**Stored rows**
________

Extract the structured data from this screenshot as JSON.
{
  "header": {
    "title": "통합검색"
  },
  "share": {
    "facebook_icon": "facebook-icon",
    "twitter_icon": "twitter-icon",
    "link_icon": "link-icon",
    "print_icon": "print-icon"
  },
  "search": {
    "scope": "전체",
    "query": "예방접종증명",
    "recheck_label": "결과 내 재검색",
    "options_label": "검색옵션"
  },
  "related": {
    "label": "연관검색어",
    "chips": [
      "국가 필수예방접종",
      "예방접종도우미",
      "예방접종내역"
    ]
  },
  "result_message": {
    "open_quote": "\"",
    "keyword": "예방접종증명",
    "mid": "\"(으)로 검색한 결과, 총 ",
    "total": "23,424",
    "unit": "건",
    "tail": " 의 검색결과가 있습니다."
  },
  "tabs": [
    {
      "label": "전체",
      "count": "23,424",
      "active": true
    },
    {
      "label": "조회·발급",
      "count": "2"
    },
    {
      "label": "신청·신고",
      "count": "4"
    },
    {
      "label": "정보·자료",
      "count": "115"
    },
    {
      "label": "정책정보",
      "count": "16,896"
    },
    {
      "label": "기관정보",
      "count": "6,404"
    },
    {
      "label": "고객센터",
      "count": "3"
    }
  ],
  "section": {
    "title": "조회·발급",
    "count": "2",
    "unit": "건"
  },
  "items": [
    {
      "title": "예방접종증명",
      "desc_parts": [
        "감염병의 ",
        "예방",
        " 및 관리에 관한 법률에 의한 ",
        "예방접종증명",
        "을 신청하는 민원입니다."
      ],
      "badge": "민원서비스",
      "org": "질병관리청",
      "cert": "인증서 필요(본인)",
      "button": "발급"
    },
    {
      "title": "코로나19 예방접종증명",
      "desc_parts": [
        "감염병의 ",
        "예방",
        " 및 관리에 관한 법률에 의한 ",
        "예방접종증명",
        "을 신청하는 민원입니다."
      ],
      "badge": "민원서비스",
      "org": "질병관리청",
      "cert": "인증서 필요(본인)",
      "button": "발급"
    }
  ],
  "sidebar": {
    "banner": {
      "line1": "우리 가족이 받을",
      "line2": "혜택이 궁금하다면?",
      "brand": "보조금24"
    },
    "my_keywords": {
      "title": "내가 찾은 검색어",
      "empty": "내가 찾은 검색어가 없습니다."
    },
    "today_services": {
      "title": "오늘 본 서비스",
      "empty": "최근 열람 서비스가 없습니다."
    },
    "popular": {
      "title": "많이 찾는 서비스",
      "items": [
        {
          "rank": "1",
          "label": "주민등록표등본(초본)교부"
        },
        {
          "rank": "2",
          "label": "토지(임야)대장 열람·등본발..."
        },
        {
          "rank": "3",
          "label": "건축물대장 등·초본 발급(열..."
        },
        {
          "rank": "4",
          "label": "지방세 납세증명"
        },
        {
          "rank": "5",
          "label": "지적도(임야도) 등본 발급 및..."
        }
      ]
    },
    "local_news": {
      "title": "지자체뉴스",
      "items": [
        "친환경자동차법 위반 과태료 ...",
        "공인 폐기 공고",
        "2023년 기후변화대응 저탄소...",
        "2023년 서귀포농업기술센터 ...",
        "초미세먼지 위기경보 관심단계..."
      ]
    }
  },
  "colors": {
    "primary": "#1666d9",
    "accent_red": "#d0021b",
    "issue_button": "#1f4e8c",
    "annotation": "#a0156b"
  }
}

________

Transcribe all lines as written.

Extract the structured data from this screenshot as JSON.
{
  "header": {
    "title": "통합검색"
  },
  "share": {
    "facebook_icon": "facebook-icon",
    "twitter_icon": "twitter-icon",
    "link_icon": "link-icon",
    "print_icon": "print-icon"
  },
  "search": {
    "scope": "전체",
    "query": "예방접종증명",
    "recheck_label": "결과 내 재검색",
    "options_label": "검색옵션"
  },
  "related": {
    "label": "연관검색어",
    "chips": [
      "국가 필수예방접종",
      "예방접종도우미",
      "예방접종내역"
    ]
  },
  "result_message": {
    "open_quote": "\"",
    "keyword": "예방접종증명",
    "mid": "\"(으)로 검색한 결과, 총 ",
    "total": "23,424",
    "unit": "건",
    "tail": " 의 검색결과가 있습니다."
  },
  "tabs": [
    {
      "label": "전체",
      "count": "23,424",
      "active": true
    },
    {
      "label": "조회·발급",
      "count": "2"
    },
    {
      "label": "신청·신고",
      "count": "4"
    },
    {
      "label": "정보·자료",
      "count": "115"
    },
    {
      "label": "정책정보",
      "count": "16,896"
    },
    {
      "label": "기관정보",
      "count": "6,404"
    },
    {
      "label": "고객센터",
      "count": "3"
    }
  ],
  "section": {
    "title": "조회·발급",
    "count": "2",
    "unit": "건"
  },
  "items": [
    {
      "title": "예방접종증명",
      "desc_parts": [
        "감염병의 ",
        "예방",
        " 및 관리에 관한 법률에 의한 ",
        "예방접종증명",
        "을 신청하는 민원입니다."
      ],
      "badge": "민원서비스",
      "org": "질병관리청",
      "cert": "인증서 필요(본인)",
      "button": "발급"
    },
    {
      "title": "코로나19 예방접종증명",
      "desc_parts": [
        "감염병의 ",
        "예방",
        " 및 관리에 관한 법률에 의한 ",
        "예방접종증명",
        "을 신청하는 민원입니다."
      ],
      "badge": "민원서비스",
      "org": "질병관리청",
      "cert": "인증서 필요(본인)",
      "button": "발급"
    }
  ],
  "sidebar": {
    "banner": {
      "line1": "우리 가족이 받을",
      "line2": "혜택이 궁금하다면?",
      "brand": "보조금24"
    },
    "my_keywords": {
      "title": "내가 찾은 검색어",
      "empty": "내가 찾은 검색어가 없습니다."
    },
    "today_services": {
      "title": "오늘 본 서비스",
      "empty": "최근 열람 서비스가 없습니다."
    },
    "popular": {
      "title": "많이 찾는 서비스",
      "items": [
        {
          "rank": "1",
          "label": "주민등록표등본(초본)교부"
        },
        {
          "rank": "2",
          "label": "토지(임야)대장 열람·등본발..."
        },
        {
          "rank": "3",
          "label": "건축물대장 등·초본 발급(열..."
        },
        {
          "rank": "4",
          "label": "지방세 납세증명"
        },
        {
          "rank": "5",
          "label": "지적도(임야도) 등본 발급 및..."
        }
      ]
    },
    "local_news": {
      "title": "지자체뉴스",
      "items": [
        "친환경자동차법 위반 과태료 ...",
        "공인 폐기 공고",
        "2023년 기후변화대응 저탄소...",
        "2023년 서귀포농업기술센터 ...",
        "초미세먼지 위기경보 관심단계..."
      ]
    }
  },
  "colors": {
    "primary": "#1666d9",
    "accent_red": "#d0021b",
    "issue_button": "#1f4e8c",
    "annotation": "#a0156b"
  }
}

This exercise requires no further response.